__Task inputs__.
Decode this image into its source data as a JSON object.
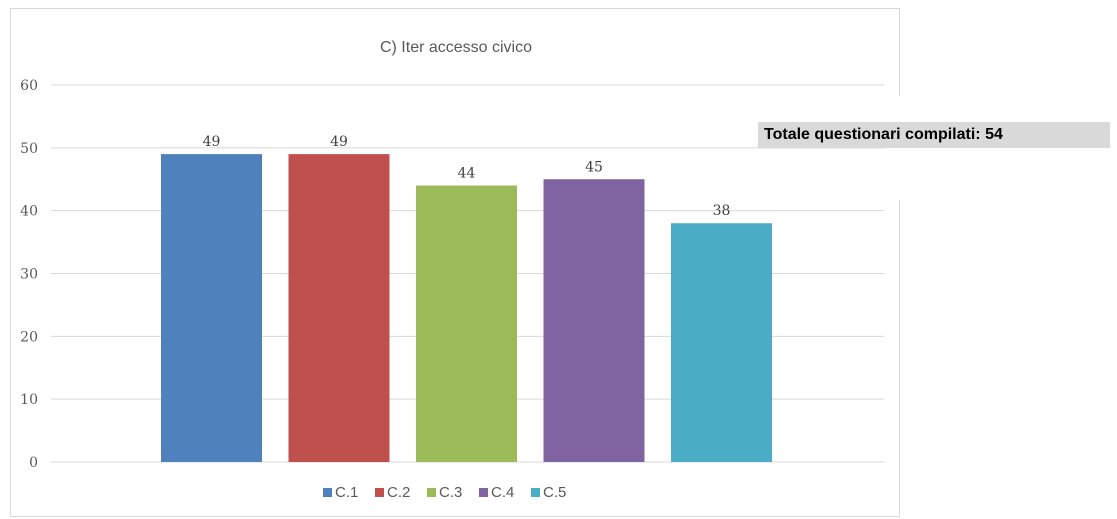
{
  "chart_data": {
    "type": "bar",
    "title": "C) Iter accesso civico",
    "xlabel": "",
    "ylabel": "",
    "categories": [
      "C.1",
      "C.2",
      "C.3",
      "C.4",
      "C.5"
    ],
    "values": [
      49,
      49,
      44,
      45,
      38
    ],
    "colors": [
      "#4f81bd",
      "#c0504d",
      "#9bbb59",
      "#8064a2",
      "#4bacc6"
    ],
    "ylim": [
      0,
      60
    ],
    "yticks": [
      0,
      10,
      20,
      30,
      40,
      50,
      60
    ],
    "grid": true,
    "data_labels": true,
    "legend_position": "bottom",
    "legend": [
      "C.1",
      "C.2",
      "C.3",
      "C.4",
      "C.5"
    ]
  },
  "summary": {
    "text": "Totale questionari compilati: 54"
  }
}
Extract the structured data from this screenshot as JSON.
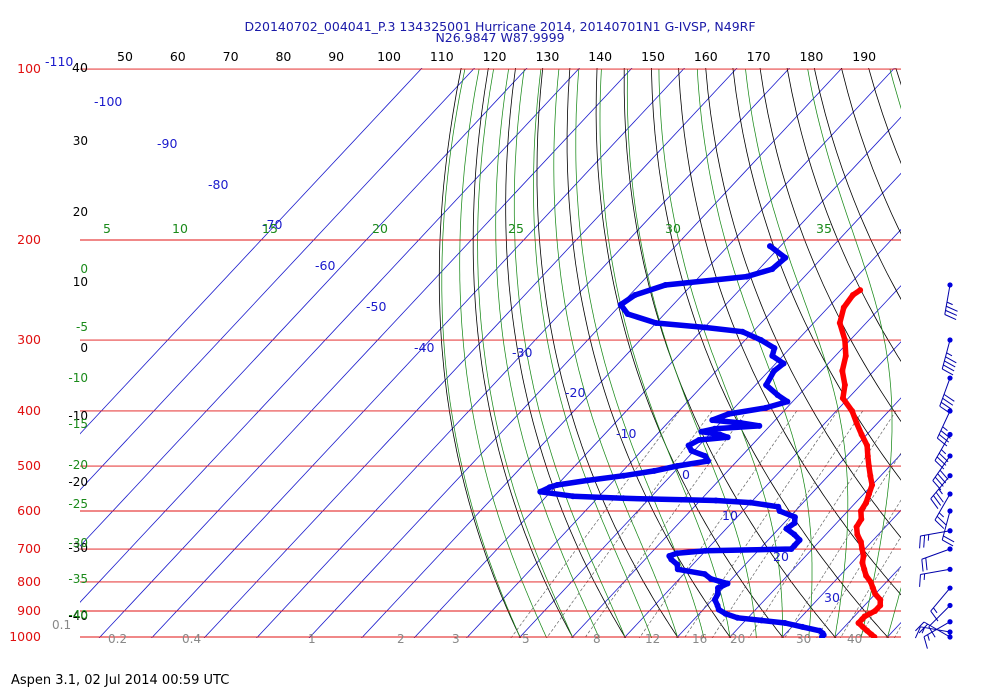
{
  "chart_data": {
    "type": "line",
    "title_line1": "D20140702_004041_P.3 134325001 Hurricane 2014, 20140701N1 G-IVSP, N49RF",
    "title_line2": "N26.9847 W87.9999",
    "footer": "Aspen 3.1, 02 Jul 2014  00:59 UTC",
    "pressure_axis": {
      "levels": [
        100,
        200,
        300,
        400,
        500,
        600,
        700,
        800,
        900,
        1000
      ],
      "labels": [
        "100",
        "200",
        "300",
        "400",
        "500",
        "600",
        "700",
        "800",
        "900",
        "1000"
      ],
      "color": "#e01010"
    },
    "top_temperature_ticks": [
      "50",
      "60",
      "70",
      "80",
      "90",
      "100",
      "110",
      "120",
      "130",
      "140",
      "150",
      "160",
      "170",
      "180",
      "190"
    ],
    "top_left_labels": [
      "-110",
      "40"
    ],
    "left_axis_labels": [
      {
        "text": "30",
        "color": "#000000"
      },
      {
        "text": "20",
        "color": "#000000"
      },
      {
        "text": "10",
        "color": "#000000"
      },
      {
        "text": "0",
        "color": "#000000"
      },
      {
        "text": "-10",
        "color": "#000000"
      },
      {
        "text": "-20",
        "color": "#000000"
      },
      {
        "text": "-30",
        "color": "#000000"
      },
      {
        "text": "-40",
        "color": "#000000"
      },
      {
        "text": "0",
        "color": "#1a8a1a"
      },
      {
        "text": "-5",
        "color": "#1a8a1a"
      },
      {
        "text": "-10",
        "color": "#1a8a1a"
      },
      {
        "text": "-15",
        "color": "#1a8a1a"
      },
      {
        "text": "-20",
        "color": "#1a8a1a"
      },
      {
        "text": "-25",
        "color": "#1a8a1a"
      },
      {
        "text": "-30",
        "color": "#1a8a1a"
      },
      {
        "text": "-35",
        "color": "#1a8a1a"
      },
      {
        "text": "-40",
        "color": "#1a8a1a"
      }
    ],
    "isotherm_labels": [
      "-100",
      "-90",
      "-80",
      "-70",
      "-60",
      "-50",
      "-40",
      "-30",
      "-20",
      "-10",
      "0",
      "10",
      "20",
      "30"
    ],
    "moist_adiabat_labels": [
      "5",
      "10",
      "15",
      "20",
      "25",
      "30",
      "35"
    ],
    "mixing_ratio_labels": [
      "0.1",
      "0.2",
      "0.4",
      "1",
      "2",
      "3",
      "5",
      "8",
      "12",
      "16",
      "20",
      "30",
      "40"
    ],
    "series": [
      {
        "name": "Temperature",
        "color": "#ff0000",
        "points": [
          [
            245,
            -37
          ],
          [
            250,
            -37.5
          ],
          [
            263,
            -37
          ],
          [
            280,
            -35
          ],
          [
            300,
            -31
          ],
          [
            320,
            -28
          ],
          [
            340,
            -26
          ],
          [
            360,
            -23
          ],
          [
            380,
            -21
          ],
          [
            400,
            -17
          ],
          [
            420,
            -14
          ],
          [
            440,
            -11
          ],
          [
            460,
            -8
          ],
          [
            480,
            -6
          ],
          [
            500,
            -4
          ],
          [
            520,
            -2
          ],
          [
            540,
            0
          ],
          [
            560,
            1
          ],
          [
            580,
            2
          ],
          [
            600,
            2.5
          ],
          [
            620,
            4
          ],
          [
            640,
            4.5
          ],
          [
            660,
            6
          ],
          [
            680,
            8
          ],
          [
            700,
            9.5
          ],
          [
            720,
            11
          ],
          [
            740,
            12
          ],
          [
            760,
            13.5
          ],
          [
            780,
            15
          ],
          [
            800,
            17
          ],
          [
            820,
            18.5
          ],
          [
            840,
            20
          ],
          [
            860,
            22
          ],
          [
            880,
            23
          ],
          [
            900,
            23
          ],
          [
            920,
            22
          ],
          [
            930,
            22
          ],
          [
            945,
            22
          ],
          [
            960,
            23.5
          ],
          [
            975,
            25
          ],
          [
            990,
            26.5
          ],
          [
            1000,
            27.5
          ]
        ]
      },
      {
        "name": "Dew point",
        "color": "#0000ee",
        "points": [
          [
            205,
            -62
          ],
          [
            215,
            -57
          ],
          [
            225,
            -57.5
          ],
          [
            232,
            -61
          ],
          [
            240,
            -75
          ],
          [
            250,
            -79
          ],
          [
            260,
            -80
          ],
          [
            270,
            -77
          ],
          [
            280,
            -70
          ],
          [
            285,
            -60
          ],
          [
            290,
            -52
          ],
          [
            300,
            -47
          ],
          [
            310,
            -43
          ],
          [
            320,
            -42
          ],
          [
            330,
            -38.5
          ],
          [
            340,
            -39
          ],
          [
            360,
            -38
          ],
          [
            375,
            -34
          ],
          [
            385,
            -31
          ],
          [
            395,
            -34
          ],
          [
            405,
            -40
          ],
          [
            415,
            -42
          ],
          [
            420,
            -36
          ],
          [
            425,
            -32
          ],
          [
            430,
            -40
          ],
          [
            435,
            -42
          ],
          [
            440,
            -38
          ],
          [
            445,
            -36
          ],
          [
            450,
            -41
          ],
          [
            460,
            -42
          ],
          [
            470,
            -40.5
          ],
          [
            480,
            -37
          ],
          [
            490,
            -35.5
          ],
          [
            500,
            -40.5
          ],
          [
            510,
            -44
          ],
          [
            520,
            -49
          ],
          [
            530,
            -55
          ],
          [
            540,
            -60
          ],
          [
            545,
            -61
          ],
          [
            555,
            -62
          ],
          [
            565,
            -55
          ],
          [
            570,
            -45
          ],
          [
            575,
            -27
          ],
          [
            580,
            -20
          ],
          [
            590,
            -14
          ],
          [
            600,
            -13
          ],
          [
            615,
            -9
          ],
          [
            630,
            -8
          ],
          [
            645,
            -8.5
          ],
          [
            660,
            -6
          ],
          [
            675,
            -4
          ],
          [
            690,
            -4
          ],
          [
            700,
            -4
          ],
          [
            705,
            -20
          ],
          [
            712,
            -25
          ],
          [
            720,
            -26
          ],
          [
            730,
            -25
          ],
          [
            745,
            -23
          ],
          [
            760,
            -22
          ],
          [
            775,
            -16
          ],
          [
            790,
            -14
          ],
          [
            805,
            -10
          ],
          [
            820,
            -11
          ],
          [
            840,
            -10
          ],
          [
            860,
            -9.5
          ],
          [
            880,
            -8
          ],
          [
            895,
            -7
          ],
          [
            910,
            -5
          ],
          [
            925,
            -2
          ],
          [
            935,
            3
          ],
          [
            945,
            8
          ],
          [
            960,
            12
          ],
          [
            975,
            16
          ],
          [
            985,
            17
          ],
          [
            992,
            17.5
          ],
          [
            1000,
            17.5
          ]
        ]
      }
    ],
    "wind_profile": [
      {
        "pressure": 240,
        "speed_kt": 35,
        "direction_deg": 190
      },
      {
        "pressure": 300,
        "speed_kt": 45,
        "direction_deg": 195
      },
      {
        "pressure": 350,
        "speed_kt": 40,
        "direction_deg": 200
      },
      {
        "pressure": 400,
        "speed_kt": 35,
        "direction_deg": 205
      },
      {
        "pressure": 440,
        "speed_kt": 35,
        "direction_deg": 210
      },
      {
        "pressure": 480,
        "speed_kt": 40,
        "direction_deg": 215
      },
      {
        "pressure": 520,
        "speed_kt": 35,
        "direction_deg": 220
      },
      {
        "pressure": 560,
        "speed_kt": 25,
        "direction_deg": 210
      },
      {
        "pressure": 600,
        "speed_kt": 20,
        "direction_deg": 195
      },
      {
        "pressure": 650,
        "speed_kt": 25,
        "direction_deg": 260
      },
      {
        "pressure": 700,
        "speed_kt": 20,
        "direction_deg": 250
      },
      {
        "pressure": 760,
        "speed_kt": 15,
        "direction_deg": 260
      },
      {
        "pressure": 820,
        "speed_kt": 15,
        "direction_deg": 220
      },
      {
        "pressure": 880,
        "speed_kt": 10,
        "direction_deg": 225
      },
      {
        "pressure": 940,
        "speed_kt": 15,
        "direction_deg": 240
      },
      {
        "pressure": 980,
        "speed_kt": 15,
        "direction_deg": 280
      },
      {
        "pressure": 1000,
        "speed_kt": 20,
        "direction_deg": 300
      }
    ],
    "colors": {
      "isobar": "#e01010",
      "isotherm": "#1a1acc",
      "dry_adiabat": "#000000",
      "moist_adiabat": "#1a8a1a",
      "mixing_ratio": "#666666",
      "title": "#1a1aa8"
    },
    "grid": true
  }
}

__Exercise__. The word "this" appears in how many lines of the data? Answer with only the number.

__Response to the task__. 2